### DATA FOR THIS TASK
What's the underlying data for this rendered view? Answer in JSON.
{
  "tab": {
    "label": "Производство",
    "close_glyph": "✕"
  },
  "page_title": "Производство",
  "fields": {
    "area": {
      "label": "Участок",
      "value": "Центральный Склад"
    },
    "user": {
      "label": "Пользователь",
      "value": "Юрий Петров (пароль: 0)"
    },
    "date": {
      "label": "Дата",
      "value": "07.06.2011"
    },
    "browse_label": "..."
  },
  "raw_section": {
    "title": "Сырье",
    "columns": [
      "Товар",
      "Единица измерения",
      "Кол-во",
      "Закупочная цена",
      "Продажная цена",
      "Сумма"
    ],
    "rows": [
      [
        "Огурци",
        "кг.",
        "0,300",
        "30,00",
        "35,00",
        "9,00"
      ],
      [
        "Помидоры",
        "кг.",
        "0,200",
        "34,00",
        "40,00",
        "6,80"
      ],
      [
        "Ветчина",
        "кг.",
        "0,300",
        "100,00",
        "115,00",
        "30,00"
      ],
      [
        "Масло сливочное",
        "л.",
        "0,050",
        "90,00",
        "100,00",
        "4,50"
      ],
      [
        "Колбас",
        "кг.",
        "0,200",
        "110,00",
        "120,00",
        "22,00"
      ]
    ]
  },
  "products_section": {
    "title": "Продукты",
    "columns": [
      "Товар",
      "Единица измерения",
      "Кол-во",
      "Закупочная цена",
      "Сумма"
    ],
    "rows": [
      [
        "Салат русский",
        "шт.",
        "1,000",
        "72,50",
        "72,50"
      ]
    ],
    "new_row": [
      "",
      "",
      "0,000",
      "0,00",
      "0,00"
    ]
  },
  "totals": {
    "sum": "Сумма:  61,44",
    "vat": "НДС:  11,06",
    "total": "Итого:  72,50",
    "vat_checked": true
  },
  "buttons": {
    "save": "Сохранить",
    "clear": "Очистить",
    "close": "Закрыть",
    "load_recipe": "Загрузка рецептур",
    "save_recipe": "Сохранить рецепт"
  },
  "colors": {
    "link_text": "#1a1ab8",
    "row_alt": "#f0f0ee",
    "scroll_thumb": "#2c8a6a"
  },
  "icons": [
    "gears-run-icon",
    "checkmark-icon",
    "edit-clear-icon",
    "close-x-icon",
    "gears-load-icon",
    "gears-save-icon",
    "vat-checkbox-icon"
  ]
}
...
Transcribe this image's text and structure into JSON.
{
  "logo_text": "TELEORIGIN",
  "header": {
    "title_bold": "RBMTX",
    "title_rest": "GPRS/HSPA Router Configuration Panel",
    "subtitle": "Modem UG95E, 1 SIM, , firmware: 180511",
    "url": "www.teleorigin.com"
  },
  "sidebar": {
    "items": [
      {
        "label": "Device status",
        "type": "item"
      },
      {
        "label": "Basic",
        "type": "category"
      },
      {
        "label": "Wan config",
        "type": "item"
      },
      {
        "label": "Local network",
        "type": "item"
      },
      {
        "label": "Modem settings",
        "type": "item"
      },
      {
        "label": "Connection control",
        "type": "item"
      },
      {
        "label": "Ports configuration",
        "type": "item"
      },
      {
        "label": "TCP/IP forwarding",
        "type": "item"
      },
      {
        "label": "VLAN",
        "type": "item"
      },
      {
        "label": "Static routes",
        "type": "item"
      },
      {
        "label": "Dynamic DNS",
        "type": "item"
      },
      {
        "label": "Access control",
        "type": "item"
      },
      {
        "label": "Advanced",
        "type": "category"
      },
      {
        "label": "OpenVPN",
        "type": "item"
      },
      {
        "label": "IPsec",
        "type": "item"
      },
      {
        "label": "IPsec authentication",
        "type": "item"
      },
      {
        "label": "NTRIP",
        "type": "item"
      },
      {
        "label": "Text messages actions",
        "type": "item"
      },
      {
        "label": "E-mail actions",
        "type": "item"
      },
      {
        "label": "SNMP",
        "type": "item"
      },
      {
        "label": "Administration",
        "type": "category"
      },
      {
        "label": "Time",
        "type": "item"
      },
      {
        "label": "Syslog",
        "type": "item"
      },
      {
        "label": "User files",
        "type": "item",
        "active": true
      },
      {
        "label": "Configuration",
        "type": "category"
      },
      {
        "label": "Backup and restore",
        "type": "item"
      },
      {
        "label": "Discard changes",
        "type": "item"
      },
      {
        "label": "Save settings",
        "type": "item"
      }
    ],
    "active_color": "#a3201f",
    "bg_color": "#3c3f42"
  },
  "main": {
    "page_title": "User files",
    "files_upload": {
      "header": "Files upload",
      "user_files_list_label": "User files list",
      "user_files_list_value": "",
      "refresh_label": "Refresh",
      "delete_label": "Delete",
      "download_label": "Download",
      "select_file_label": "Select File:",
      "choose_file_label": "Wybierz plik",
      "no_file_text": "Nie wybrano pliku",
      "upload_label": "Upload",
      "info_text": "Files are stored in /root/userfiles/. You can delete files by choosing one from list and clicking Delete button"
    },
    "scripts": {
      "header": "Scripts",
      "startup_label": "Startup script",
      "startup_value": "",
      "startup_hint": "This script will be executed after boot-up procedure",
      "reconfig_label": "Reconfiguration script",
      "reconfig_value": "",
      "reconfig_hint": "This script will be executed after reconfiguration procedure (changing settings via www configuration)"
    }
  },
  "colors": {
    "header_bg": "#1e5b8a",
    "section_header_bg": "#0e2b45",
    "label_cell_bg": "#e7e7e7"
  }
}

### CHALLENGE
Return every line in the listing that contains the word "Сохранить".

### THE COMPLETED TASK
    "save": "Сохранить",
    "save_recipe": "Сохранить рецепт"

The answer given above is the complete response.